======== RECORD EXCERPTS

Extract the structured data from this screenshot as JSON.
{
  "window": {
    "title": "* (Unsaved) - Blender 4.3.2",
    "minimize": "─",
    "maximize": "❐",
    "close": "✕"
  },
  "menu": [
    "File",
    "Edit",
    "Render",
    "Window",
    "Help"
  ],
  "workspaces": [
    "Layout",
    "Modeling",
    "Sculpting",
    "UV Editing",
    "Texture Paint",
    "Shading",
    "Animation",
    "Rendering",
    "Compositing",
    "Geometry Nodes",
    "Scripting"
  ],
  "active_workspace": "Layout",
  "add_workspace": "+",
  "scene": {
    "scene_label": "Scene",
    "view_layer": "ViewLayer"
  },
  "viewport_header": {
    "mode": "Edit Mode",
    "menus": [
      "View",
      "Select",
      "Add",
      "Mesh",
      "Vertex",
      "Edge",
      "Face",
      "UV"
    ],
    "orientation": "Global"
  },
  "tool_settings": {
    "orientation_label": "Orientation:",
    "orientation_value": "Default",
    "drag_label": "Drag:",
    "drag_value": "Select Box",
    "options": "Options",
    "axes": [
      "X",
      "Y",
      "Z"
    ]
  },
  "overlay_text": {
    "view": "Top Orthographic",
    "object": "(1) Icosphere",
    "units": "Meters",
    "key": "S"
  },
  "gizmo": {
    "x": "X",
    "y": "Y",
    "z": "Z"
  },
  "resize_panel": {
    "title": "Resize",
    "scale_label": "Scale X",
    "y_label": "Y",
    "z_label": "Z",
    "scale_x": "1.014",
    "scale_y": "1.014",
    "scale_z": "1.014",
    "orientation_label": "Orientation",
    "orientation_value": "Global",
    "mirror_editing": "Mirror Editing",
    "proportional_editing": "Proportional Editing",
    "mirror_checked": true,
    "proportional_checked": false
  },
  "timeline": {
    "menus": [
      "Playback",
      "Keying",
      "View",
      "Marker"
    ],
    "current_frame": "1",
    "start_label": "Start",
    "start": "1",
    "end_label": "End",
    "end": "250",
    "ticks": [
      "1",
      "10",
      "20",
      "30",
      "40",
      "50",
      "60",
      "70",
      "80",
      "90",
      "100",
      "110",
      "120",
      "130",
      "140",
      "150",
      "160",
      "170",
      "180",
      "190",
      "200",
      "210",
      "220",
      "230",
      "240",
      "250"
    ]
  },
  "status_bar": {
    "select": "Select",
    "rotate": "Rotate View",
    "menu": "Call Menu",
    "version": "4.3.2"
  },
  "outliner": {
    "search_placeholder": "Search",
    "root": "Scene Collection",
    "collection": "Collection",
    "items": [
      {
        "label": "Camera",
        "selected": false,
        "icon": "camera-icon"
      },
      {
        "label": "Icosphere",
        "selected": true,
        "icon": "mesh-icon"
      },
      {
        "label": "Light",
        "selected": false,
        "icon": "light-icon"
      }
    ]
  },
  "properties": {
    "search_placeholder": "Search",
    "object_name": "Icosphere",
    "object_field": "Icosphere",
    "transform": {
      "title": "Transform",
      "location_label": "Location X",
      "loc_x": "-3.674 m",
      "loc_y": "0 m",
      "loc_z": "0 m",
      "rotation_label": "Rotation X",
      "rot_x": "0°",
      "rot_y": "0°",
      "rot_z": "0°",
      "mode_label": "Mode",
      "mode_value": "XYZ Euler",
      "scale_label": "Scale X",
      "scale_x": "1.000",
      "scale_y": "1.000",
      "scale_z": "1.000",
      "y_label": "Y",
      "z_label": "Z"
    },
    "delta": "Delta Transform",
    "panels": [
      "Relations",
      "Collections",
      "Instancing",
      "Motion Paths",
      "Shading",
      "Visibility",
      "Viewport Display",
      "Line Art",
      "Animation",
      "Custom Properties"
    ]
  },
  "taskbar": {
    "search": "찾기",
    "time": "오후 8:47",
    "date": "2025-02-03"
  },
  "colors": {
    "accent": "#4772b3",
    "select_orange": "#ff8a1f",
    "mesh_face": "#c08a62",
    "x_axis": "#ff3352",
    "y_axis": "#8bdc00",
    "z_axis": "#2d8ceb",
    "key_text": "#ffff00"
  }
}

================
======== RECORD EXCERPTS

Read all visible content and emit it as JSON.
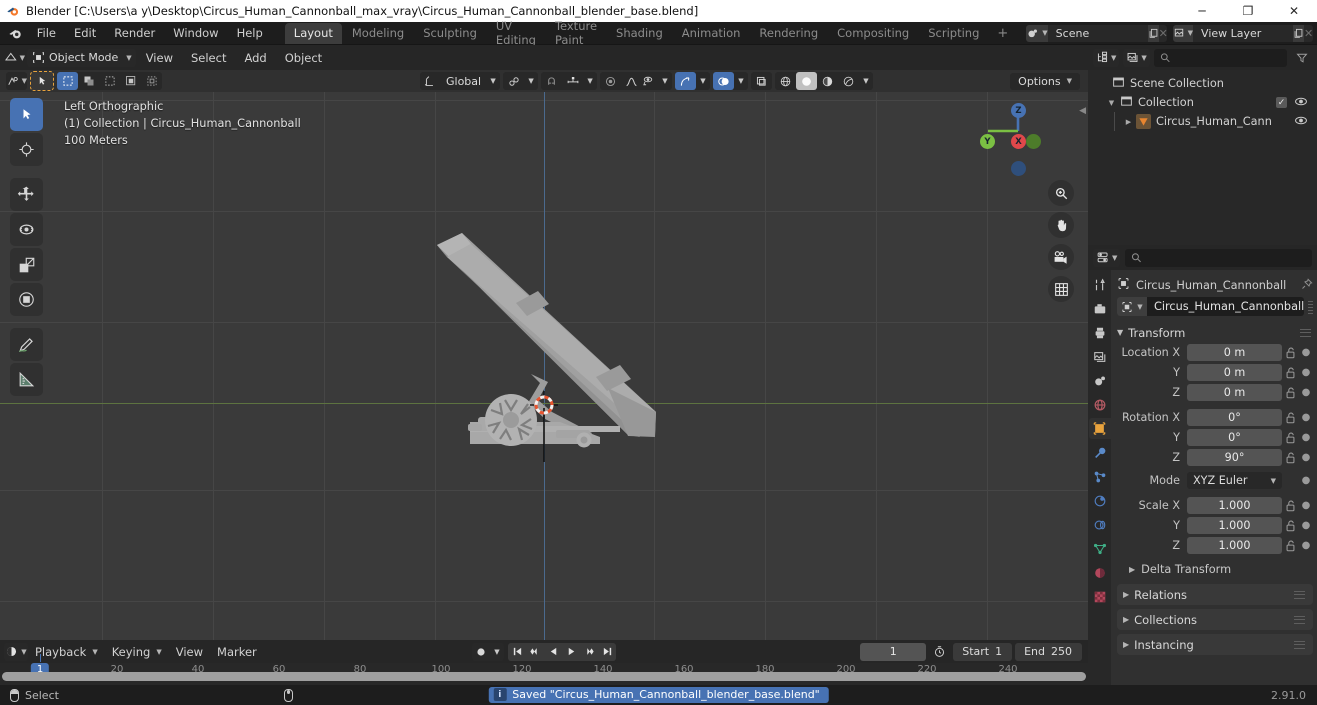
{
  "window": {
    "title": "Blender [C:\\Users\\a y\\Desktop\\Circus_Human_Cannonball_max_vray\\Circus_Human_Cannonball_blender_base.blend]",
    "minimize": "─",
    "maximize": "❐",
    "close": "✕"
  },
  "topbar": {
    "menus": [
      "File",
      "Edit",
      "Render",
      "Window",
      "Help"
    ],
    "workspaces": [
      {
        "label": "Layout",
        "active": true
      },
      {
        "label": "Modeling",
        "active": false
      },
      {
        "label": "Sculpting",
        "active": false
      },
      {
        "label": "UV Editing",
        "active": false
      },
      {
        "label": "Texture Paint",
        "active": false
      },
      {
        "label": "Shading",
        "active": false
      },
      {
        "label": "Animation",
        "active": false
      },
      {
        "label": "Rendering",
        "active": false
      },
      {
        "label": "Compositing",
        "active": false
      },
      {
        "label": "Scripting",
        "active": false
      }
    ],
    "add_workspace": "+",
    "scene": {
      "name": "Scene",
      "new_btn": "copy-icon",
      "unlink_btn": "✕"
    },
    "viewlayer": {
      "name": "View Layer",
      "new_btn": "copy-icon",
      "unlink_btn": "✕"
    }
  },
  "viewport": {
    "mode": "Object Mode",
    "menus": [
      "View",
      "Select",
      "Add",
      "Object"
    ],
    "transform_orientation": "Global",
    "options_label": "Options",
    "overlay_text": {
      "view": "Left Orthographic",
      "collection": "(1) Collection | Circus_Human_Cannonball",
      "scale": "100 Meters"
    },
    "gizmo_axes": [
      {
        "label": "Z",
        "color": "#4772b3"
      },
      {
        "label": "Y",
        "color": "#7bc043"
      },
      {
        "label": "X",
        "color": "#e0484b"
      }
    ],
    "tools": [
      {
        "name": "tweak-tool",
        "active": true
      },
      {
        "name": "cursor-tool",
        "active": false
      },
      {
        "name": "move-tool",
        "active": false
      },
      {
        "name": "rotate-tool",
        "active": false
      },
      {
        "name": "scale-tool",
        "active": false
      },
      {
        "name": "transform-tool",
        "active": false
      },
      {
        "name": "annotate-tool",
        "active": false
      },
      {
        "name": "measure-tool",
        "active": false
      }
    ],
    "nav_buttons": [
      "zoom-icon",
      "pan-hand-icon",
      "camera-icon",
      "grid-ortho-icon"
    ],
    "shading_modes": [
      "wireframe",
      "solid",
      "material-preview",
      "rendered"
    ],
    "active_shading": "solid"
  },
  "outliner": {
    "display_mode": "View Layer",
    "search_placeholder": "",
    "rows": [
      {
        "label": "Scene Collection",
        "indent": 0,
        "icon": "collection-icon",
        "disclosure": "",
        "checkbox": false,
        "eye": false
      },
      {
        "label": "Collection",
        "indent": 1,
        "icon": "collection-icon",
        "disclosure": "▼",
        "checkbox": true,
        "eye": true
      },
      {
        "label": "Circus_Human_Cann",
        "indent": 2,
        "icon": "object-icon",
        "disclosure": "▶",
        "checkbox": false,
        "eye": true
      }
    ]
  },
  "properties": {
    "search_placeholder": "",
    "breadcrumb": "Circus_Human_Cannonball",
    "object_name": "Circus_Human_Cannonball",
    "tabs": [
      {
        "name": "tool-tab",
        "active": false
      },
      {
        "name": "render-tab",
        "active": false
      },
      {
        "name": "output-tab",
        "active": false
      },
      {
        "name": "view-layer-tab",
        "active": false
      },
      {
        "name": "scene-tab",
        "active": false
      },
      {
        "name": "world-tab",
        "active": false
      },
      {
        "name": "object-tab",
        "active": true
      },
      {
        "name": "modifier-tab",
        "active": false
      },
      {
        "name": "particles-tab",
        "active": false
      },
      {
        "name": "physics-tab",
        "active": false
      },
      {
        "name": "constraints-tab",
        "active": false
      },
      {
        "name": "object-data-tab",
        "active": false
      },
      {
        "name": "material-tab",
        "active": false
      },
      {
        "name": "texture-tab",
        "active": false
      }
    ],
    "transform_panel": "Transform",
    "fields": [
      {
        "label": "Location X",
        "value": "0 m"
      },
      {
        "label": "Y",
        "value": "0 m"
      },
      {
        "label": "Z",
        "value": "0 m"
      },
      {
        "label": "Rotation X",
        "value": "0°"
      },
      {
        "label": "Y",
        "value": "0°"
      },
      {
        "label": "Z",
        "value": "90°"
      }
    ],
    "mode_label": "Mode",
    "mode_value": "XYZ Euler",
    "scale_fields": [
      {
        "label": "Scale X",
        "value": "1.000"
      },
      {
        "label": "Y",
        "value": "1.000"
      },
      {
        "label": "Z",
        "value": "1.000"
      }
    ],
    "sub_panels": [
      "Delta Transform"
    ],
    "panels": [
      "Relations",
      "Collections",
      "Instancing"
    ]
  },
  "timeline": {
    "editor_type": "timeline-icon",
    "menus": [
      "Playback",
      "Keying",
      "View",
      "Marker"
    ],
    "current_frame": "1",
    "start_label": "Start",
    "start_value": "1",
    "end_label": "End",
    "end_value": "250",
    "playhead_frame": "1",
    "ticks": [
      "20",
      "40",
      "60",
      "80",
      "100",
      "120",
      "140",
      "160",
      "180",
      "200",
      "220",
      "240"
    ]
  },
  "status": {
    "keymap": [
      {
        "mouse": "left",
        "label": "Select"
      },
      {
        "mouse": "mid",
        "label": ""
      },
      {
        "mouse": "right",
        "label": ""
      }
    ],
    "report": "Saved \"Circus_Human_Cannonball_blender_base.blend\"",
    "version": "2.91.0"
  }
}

================
======== RECORD EXCERPTS

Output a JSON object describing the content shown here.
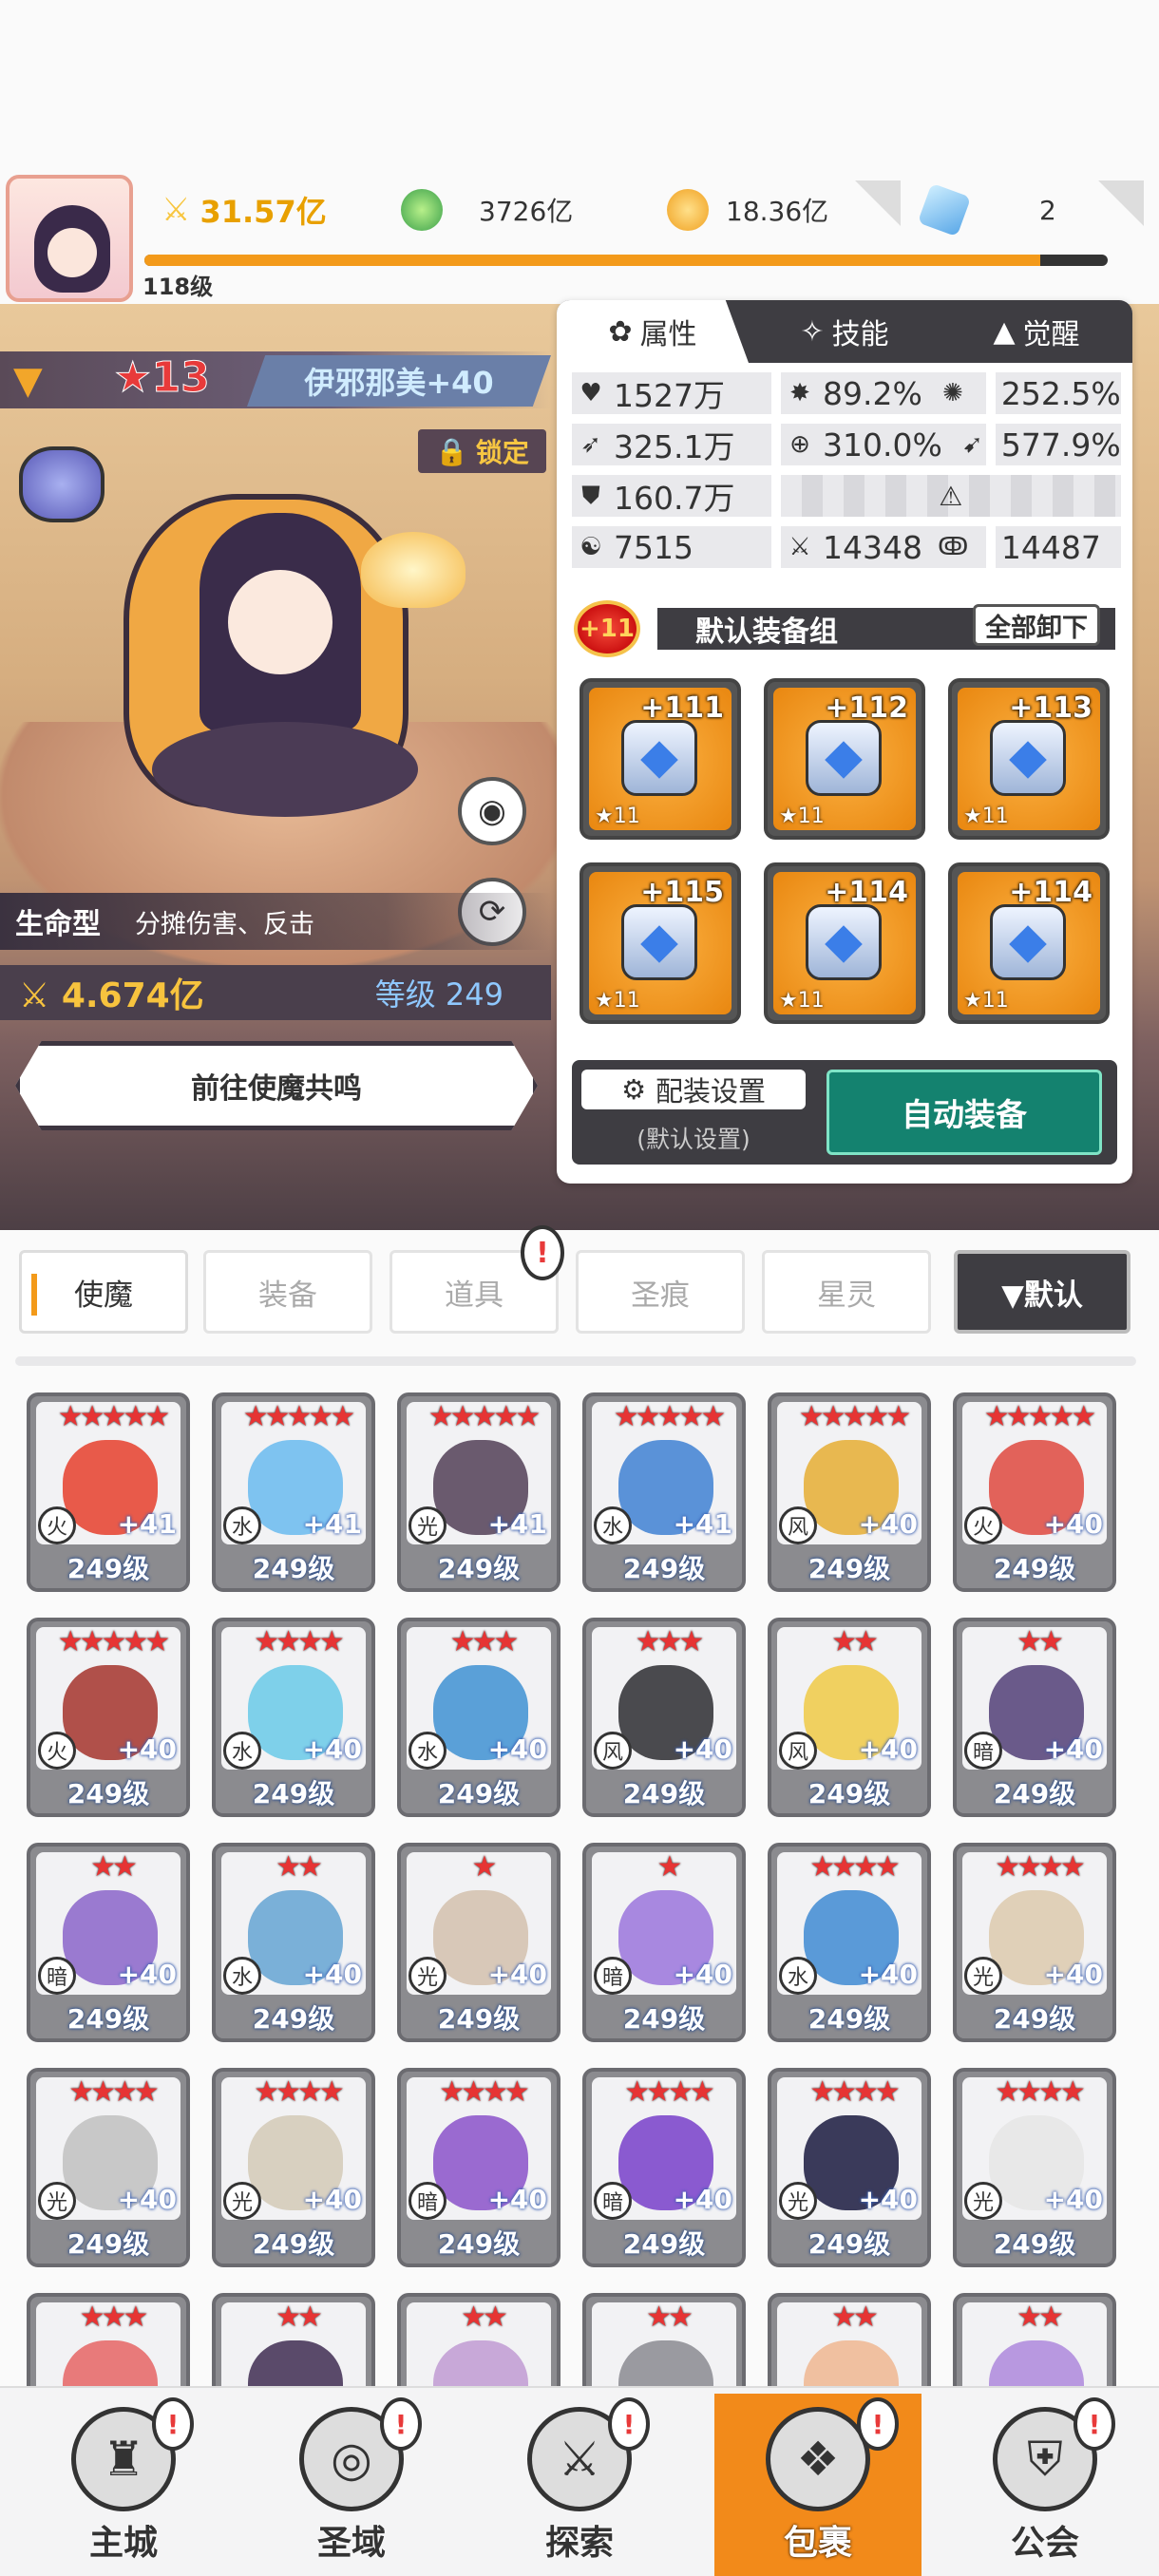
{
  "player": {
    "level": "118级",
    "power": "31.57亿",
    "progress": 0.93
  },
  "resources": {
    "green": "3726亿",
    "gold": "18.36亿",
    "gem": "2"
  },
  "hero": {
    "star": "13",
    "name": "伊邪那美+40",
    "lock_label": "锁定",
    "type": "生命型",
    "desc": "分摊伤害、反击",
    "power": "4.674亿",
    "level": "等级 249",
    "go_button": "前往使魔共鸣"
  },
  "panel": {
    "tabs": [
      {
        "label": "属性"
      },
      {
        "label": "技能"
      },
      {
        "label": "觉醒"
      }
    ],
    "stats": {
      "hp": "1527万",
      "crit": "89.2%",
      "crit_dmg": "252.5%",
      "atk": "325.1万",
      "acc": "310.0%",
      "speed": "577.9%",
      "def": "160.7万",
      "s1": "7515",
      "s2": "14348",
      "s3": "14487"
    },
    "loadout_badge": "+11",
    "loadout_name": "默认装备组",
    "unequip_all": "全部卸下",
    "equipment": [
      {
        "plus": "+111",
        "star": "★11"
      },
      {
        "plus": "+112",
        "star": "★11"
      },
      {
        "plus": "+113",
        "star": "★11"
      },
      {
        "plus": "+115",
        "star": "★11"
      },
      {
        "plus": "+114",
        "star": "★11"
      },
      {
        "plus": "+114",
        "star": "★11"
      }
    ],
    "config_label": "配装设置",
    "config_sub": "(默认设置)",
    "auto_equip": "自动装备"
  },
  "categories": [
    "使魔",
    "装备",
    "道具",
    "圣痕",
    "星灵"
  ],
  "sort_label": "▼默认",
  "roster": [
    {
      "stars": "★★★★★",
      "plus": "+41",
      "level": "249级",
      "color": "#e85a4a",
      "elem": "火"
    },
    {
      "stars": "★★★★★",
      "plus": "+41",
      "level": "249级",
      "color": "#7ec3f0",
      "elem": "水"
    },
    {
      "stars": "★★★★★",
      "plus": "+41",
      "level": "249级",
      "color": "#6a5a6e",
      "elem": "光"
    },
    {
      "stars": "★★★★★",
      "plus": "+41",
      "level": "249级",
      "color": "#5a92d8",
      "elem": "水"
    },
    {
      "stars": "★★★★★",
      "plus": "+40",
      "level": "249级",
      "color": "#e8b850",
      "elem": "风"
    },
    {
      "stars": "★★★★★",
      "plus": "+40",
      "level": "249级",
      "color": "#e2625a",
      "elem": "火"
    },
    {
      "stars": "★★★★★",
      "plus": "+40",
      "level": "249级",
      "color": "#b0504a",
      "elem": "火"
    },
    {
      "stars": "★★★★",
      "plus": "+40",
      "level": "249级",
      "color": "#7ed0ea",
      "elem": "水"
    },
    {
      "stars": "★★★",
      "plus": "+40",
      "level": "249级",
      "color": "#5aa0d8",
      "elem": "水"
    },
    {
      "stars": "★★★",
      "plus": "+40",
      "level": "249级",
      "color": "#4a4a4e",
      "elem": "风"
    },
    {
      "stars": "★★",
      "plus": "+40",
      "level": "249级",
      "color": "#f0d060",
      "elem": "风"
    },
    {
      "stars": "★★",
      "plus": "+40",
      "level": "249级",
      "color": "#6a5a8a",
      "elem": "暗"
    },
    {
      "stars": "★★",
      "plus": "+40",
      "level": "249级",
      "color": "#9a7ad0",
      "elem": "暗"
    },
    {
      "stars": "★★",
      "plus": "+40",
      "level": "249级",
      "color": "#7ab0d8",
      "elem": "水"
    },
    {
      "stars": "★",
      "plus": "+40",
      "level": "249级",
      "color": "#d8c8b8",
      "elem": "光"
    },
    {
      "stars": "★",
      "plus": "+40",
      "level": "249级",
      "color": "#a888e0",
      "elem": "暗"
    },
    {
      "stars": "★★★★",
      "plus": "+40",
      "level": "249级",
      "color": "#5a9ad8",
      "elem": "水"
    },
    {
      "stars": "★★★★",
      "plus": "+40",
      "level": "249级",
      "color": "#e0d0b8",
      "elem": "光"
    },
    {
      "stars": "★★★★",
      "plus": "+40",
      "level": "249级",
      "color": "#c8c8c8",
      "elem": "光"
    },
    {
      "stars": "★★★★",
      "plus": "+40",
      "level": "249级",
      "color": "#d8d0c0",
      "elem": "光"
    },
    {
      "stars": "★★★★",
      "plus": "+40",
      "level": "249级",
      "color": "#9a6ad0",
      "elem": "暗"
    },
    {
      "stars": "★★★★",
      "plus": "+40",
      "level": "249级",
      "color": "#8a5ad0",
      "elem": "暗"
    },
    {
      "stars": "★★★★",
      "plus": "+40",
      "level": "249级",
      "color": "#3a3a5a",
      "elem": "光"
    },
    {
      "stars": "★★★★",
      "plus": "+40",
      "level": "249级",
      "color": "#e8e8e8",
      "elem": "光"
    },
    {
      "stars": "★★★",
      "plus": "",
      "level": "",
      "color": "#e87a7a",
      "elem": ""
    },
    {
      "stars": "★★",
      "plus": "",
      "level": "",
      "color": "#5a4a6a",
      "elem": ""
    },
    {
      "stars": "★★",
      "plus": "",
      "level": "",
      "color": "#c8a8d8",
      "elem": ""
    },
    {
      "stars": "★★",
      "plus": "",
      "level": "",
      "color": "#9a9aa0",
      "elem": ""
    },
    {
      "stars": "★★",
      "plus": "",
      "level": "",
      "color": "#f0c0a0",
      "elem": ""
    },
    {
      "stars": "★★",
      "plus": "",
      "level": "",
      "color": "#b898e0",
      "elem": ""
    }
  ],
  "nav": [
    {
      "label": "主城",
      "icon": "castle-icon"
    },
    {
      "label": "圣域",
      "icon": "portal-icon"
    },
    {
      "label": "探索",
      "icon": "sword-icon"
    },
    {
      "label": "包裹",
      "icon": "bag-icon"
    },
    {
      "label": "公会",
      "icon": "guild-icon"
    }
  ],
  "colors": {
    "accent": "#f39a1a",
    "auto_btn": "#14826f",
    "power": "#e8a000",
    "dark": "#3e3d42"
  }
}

================

Tally how many lines in the material above hold the word "Location". Write only that number.

2